> [Stated goal]
Copy all entries without alteration and skip the pictures they hold.

(Dataset items)

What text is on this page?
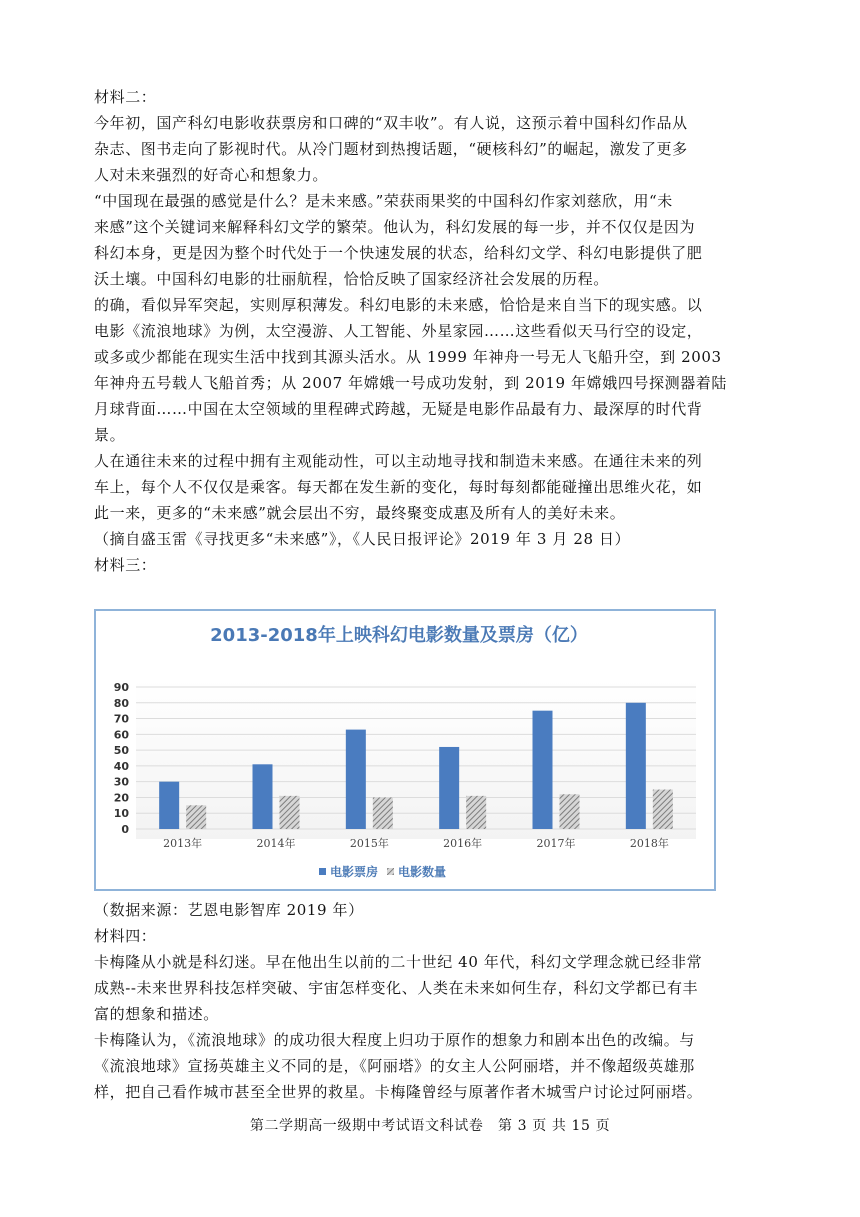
材料二：
今年初，国产科幻电影收获票房和口碑的“双丰收”。有人说，这预示着中国科幻作品从
杂志、图书走向了影视时代。从冷门题材到热搜话题，“硬核科幻”的崛起，激发了更多
人对未来强烈的好奇心和想象力。
“中国现在最强的感觉是什么？是未来感。”荣获雨果奖的中国科幻作家刘慈欣，用“未
来感”这个关键词来解释科幻文学的繁荣。他认为，科幻发展的每一步，并不仅仅是因为
科幻本身，更是因为整个时代处于一个快速发展的状态，给科幻文学、科幻电影提供了肥
沃土壤。中国科幻电影的壮丽航程，恰恰反映了国家经济社会发展的历程。
的确，看似异军突起，实则厚积薄发。科幻电影的未来感，恰恰是来自当下的现实感。以
电影《流浪地球》为例，太空漫游、人工智能、外星家园……这些看似天马行空的设定，
或多或少都能在现实生活中找到其源头活水。从 1999 年神舟一号无人飞船升空，到 2003
年神舟五号载人飞船首秀；从 2007 年嫦娥一号成功发射，到 2019 年嫦娥四号探测器着陆
月球背面……中国在太空领域的里程碑式跨越，无疑是电影作品最有力、最深厚的时代背
景。
人在通往未来的过程中拥有主观能动性，可以主动地寻找和制造未来感。在通往未来的列
车上，每个人不仅仅是乘客。每天都在发生新的变化，每时每刻都能碰撞出思维火花，如
此一来，更多的“未来感”就会层出不穷，最终聚变成惠及所有人的美好未来。
（摘自盛玉雷《寻找更多“未来感”》，《人民日报评论》2019 年 3 月 28 日）
材料三：
2013-2018年上映科幻电影数量及票房（亿）
0
10
20
30
40
50
60
70
80
90
2013年	2014年	2015年	2016年	2017年	2018年
电影票房 电影数量
（数据来源：艺恩电影智库 2019 年）
材料四：
卡梅隆从小就是科幻迷。早在他出生以前的二十世纪 40 年代，科幻文学理念就已经非常
成熟--未来世界科技怎样突破、宇宙怎样变化、人类在未来如何生存，科幻文学都已有丰
富的想象和描述。
卡梅隆认为，《流浪地球》的成功很大程度上归功于原作的想象力和剧本出色的改编。与
《流浪地球》宣扬英雄主义不同的是，《阿丽塔》的女主人公阿丽塔，并不像超级英雄那
样，把自己看作城市甚至全世界的救星。卡梅隆曾经与原著作者木城雪户讨论过阿丽塔。
第二学期高一级期中考试语文科试卷　第 3 页 共 15 页
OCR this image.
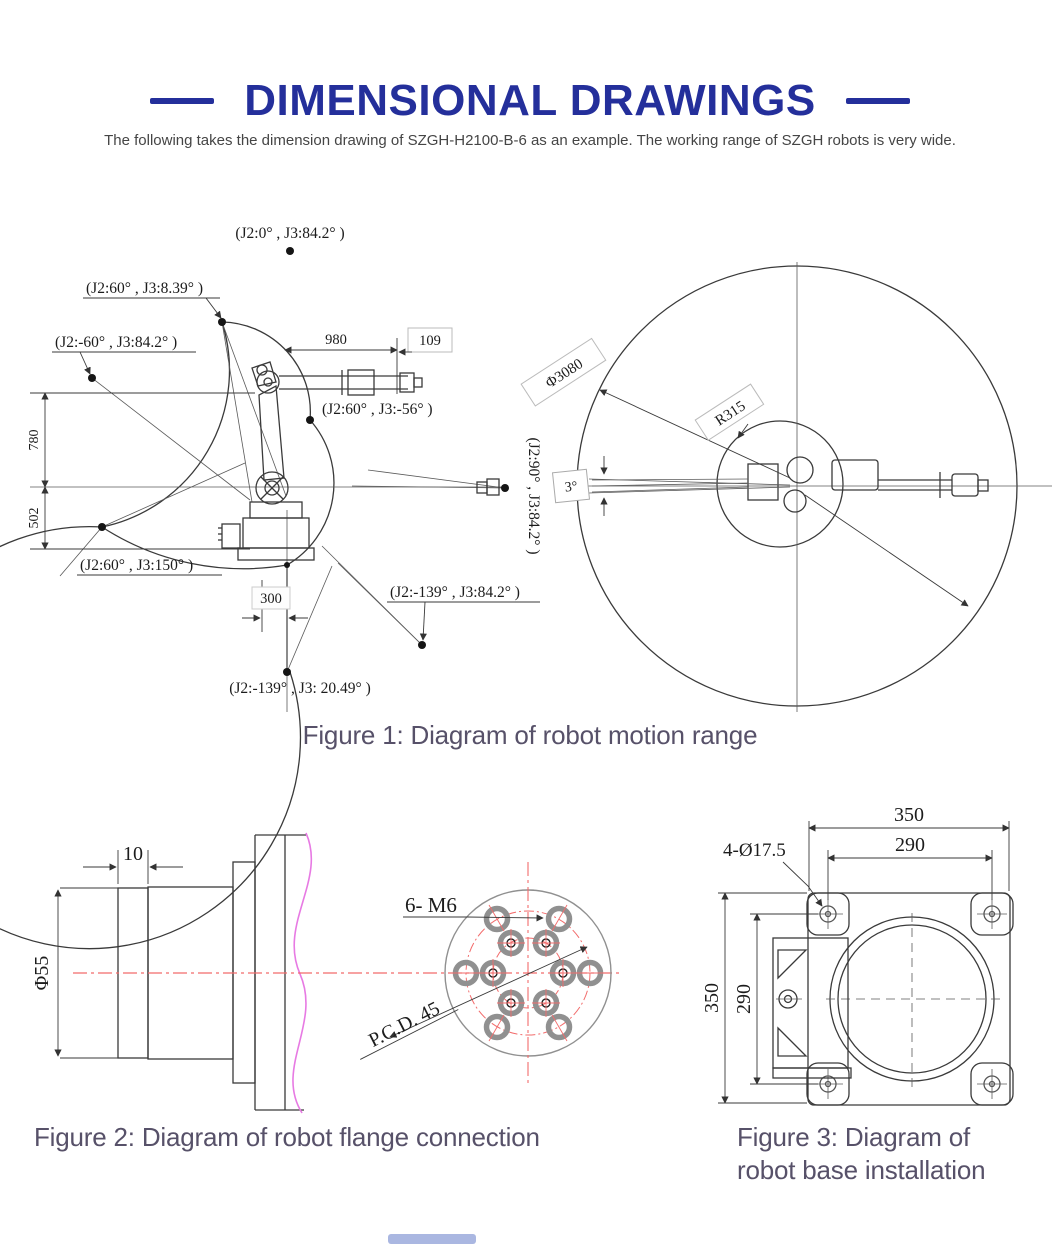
DIMENSIONAL DRAWINGS
The following takes the dimension drawing of SZGH-H2100-B-6 as an example. The working range of SZGH robots is very wide.
(J2:0° , J3:84.2° )
(J2:60° , J3:8.39° )
(J2:-60° , J3:84.2° )
(J2:60° , J3:-56° )
(J2:90° , J3:84.2° )
(J2:60° , J3:150° )
(J2:-139° , J3:84.2° )
(J2:-139° , J3: 20.49° )
780
502
980	109
300
Φ3080
R315
3°
Figure 1: Diagram of robot motion range
10
Φ55
6- M6
P.C.D. 45
350
290
4-Ø17.5
350 290
Figure 2: Diagram of robot flange connection	Figure 3: Diagram of
robot base installation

> [Exercise solution]
What text is on this page?
材料二：
今年初，国产科幻电影收获票房和口碑的“双丰收”。有人说，这预示着中国科幻作品从
杂志、图书走向了影视时代。从冷门题材到热搜话题，“硬核科幻”的崛起，激发了更多
人对未来强烈的好奇心和想象力。
“中国现在最强的感觉是什么？是未来感。”荣获雨果奖的中国科幻作家刘慈欣，用“未
来感”这个关键词来解释科幻文学的繁荣。他认为，科幻发展的每一步，并不仅仅是因为
科幻本身，更是因为整个时代处于一个快速发展的状态，给科幻文学、科幻电影提供了肥
沃土壤。中国科幻电影的壮丽航程，恰恰反映了国家经济社会发展的历程。
的确，看似异军突起，实则厚积薄发。科幻电影的未来感，恰恰是来自当下的现实感。以
电影《流浪地球》为例，太空漫游、人工智能、外星家园……这些看似天马行空的设定，
或多或少都能在现实生活中找到其源头活水。从 1999 年神舟一号无人飞船升空，到 2003
年神舟五号载人飞船首秀；从 2007 年嫦娥一号成功发射，到 2019 年嫦娥四号探测器着陆
月球背面……中国在太空领域的里程碑式跨越，无疑是电影作品最有力、最深厚的时代背
景。
人在通往未来的过程中拥有主观能动性，可以主动地寻找和制造未来感。在通往未来的列
车上，每个人不仅仅是乘客。每天都在发生新的变化，每时每刻都能碰撞出思维火花，如
此一来，更多的“未来感”就会层出不穷，最终聚变成惠及所有人的美好未来。
（摘自盛玉雷《寻找更多“未来感”》，《人民日报评论》2019 年 3 月 28 日）
材料三：
2013-2018年上映科幻电影数量及票房（亿）
0
10
20
30
40
50
60
70
80
90
2013年	2014年	2015年	2016年	2017年	2018年
电影票房 电影数量
（数据来源：艺恩电影智库 2019 年）
材料四：
卡梅隆从小就是科幻迷。早在他出生以前的二十世纪 40 年代，科幻文学理念就已经非常
成熟--未来世界科技怎样突破、宇宙怎样变化、人类在未来如何生存，科幻文学都已有丰
富的想象和描述。
卡梅隆认为，《流浪地球》的成功很大程度上归功于原作的想象力和剧本出色的改编。与
《流浪地球》宣扬英雄主义不同的是，《阿丽塔》的女主人公阿丽塔，并不像超级英雄那
样，把自己看作城市甚至全世界的救星。卡梅隆曾经与原著作者木城雪户讨论过阿丽塔。
第二学期高一级期中考试语文科试卷　第 3 页 共 15 页
OCR this image.
DIMENSIONAL DRAWINGS
The following takes the dimension drawing of SZGH-H2100-B-6 as an example. The working range of SZGH robots is very wide.
(J2:0° , J3:84.2° )
(J2:60° , J3:8.39° )
(J2:-60° , J3:84.2° )
(J2:60° , J3:-56° )
(J2:90° , J3:84.2° )
(J2:60° , J3:150° )
(J2:-139° , J3:84.2° )
(J2:-139° , J3: 20.49° )
780
502
980	109
300
Φ3080
R315
3°
Figure 1: Diagram of robot motion range
10
Φ55
6- M6
P.C.D. 45
350
290
4-Ø17.5
350 290
Figure 2: Diagram of robot flange connection	Figure 3: Diagram of
robot base installation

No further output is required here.